### Task statement
State how many lines in these records contain the word "Duplicate", and nothing else.

### Material for this exercise
────────────────

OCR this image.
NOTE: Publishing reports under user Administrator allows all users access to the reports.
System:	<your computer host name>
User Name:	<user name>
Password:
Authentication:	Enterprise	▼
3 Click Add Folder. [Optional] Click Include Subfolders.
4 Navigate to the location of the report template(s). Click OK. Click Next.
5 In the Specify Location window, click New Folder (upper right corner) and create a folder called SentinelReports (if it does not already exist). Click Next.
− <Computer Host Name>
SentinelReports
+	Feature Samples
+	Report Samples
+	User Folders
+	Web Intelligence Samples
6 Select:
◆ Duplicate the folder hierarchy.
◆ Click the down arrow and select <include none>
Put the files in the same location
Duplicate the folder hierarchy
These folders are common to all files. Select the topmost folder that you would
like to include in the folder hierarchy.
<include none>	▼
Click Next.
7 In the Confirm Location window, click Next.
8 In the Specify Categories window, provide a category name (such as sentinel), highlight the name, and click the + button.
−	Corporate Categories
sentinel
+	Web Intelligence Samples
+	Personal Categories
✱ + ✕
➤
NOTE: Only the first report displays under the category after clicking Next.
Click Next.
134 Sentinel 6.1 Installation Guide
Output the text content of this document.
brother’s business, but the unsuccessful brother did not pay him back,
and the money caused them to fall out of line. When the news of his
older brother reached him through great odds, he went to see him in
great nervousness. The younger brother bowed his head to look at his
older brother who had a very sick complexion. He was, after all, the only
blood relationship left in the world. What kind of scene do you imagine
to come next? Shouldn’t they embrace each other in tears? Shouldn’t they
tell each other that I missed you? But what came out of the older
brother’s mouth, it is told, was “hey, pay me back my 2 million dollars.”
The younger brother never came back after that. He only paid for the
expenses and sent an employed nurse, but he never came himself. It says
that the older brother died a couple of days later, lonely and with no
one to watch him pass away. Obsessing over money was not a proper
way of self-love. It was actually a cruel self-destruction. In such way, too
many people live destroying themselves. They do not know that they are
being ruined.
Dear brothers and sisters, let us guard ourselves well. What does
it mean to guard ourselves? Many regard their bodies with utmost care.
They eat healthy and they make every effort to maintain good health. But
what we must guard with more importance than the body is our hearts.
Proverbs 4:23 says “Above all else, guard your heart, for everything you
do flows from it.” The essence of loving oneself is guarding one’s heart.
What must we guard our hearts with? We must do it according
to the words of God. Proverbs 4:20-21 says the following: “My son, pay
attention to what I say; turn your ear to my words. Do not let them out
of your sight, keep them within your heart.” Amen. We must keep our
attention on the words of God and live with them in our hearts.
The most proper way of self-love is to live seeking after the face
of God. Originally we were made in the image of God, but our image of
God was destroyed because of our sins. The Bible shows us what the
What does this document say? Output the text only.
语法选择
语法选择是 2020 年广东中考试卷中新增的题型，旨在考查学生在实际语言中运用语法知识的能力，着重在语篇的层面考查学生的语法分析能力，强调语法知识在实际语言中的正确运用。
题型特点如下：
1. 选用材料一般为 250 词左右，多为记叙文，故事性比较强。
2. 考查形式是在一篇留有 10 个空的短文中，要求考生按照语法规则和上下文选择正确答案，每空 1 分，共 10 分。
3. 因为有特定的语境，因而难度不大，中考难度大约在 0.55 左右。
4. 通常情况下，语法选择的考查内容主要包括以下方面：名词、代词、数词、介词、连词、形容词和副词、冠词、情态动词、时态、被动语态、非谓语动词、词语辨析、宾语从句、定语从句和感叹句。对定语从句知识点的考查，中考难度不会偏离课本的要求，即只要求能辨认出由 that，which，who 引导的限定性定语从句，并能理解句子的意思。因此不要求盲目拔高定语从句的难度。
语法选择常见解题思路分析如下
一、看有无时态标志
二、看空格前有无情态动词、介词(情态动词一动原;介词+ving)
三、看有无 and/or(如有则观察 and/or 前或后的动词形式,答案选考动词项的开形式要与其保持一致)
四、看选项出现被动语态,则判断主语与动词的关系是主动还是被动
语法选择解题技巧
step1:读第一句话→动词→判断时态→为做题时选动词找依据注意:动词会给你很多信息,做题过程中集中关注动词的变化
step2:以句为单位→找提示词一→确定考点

────────────────

### Task solution
2